Data records:
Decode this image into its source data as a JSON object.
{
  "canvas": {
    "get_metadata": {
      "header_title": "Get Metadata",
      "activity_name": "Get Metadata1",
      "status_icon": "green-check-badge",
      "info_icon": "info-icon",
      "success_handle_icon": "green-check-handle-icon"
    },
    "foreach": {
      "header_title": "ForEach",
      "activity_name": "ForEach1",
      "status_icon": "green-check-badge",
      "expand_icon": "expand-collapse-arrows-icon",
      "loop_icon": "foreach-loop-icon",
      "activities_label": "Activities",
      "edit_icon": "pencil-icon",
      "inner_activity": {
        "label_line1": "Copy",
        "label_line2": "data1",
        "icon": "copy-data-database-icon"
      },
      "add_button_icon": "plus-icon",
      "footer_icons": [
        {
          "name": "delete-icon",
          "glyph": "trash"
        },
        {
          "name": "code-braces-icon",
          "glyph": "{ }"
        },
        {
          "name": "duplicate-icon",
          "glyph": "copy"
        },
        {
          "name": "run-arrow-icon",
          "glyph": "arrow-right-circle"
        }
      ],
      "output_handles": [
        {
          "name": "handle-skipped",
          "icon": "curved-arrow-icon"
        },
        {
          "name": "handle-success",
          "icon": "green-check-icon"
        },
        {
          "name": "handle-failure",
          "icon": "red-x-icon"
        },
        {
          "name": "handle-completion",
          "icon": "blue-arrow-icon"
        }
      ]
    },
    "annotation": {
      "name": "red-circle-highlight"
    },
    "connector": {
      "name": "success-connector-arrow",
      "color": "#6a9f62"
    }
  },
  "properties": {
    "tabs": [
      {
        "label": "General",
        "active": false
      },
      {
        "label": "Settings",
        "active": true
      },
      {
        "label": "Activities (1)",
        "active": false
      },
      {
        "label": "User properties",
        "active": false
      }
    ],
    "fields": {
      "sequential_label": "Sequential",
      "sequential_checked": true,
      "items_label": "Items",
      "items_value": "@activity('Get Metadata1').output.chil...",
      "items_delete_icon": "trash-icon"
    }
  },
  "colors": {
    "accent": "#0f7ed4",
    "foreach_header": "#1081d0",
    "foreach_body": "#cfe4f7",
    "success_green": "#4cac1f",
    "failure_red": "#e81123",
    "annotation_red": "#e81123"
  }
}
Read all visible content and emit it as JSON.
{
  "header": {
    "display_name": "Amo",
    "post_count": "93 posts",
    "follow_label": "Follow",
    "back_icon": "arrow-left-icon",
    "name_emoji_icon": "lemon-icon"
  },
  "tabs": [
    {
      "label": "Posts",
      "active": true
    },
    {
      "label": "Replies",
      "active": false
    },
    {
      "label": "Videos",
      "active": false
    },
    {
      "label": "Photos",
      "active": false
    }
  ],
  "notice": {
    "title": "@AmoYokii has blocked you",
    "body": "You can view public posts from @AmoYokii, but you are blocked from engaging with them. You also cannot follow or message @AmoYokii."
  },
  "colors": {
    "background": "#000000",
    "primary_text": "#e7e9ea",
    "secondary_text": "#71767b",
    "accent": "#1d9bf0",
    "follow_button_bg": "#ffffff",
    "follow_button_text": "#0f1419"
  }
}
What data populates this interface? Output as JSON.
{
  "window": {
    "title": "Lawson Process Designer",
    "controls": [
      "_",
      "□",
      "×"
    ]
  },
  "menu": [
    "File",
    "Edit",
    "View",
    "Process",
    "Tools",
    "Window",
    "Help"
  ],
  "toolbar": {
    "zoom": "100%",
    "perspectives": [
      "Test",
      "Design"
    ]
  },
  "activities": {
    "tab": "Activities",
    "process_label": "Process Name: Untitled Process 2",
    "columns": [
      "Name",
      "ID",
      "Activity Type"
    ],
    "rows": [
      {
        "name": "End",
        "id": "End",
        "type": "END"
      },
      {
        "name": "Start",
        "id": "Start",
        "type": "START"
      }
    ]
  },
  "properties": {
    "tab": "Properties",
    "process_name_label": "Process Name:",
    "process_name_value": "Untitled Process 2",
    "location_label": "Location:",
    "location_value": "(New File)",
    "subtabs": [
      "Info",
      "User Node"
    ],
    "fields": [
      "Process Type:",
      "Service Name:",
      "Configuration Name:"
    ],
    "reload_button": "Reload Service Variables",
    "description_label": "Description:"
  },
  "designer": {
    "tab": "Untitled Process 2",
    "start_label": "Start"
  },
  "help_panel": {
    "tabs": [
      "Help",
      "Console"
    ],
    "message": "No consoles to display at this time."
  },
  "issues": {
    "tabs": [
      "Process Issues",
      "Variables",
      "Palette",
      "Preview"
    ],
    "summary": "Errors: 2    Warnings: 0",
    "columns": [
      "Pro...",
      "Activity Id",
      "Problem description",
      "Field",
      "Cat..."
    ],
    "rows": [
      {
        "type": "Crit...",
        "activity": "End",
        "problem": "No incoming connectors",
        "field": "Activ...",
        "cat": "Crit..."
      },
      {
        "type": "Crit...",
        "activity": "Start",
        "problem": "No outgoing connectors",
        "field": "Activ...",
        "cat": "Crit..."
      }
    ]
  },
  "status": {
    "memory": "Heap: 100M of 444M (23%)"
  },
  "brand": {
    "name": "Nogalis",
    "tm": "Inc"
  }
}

#### Set task:
Copy in full each line that holds the word "message".

#### Result of this task:
    "body": "You can view public posts from @AmoYokii, but you are blocked from engaging with them. You also cannot follow or message @AmoYokii."
    "message": "No consoles to display at this time."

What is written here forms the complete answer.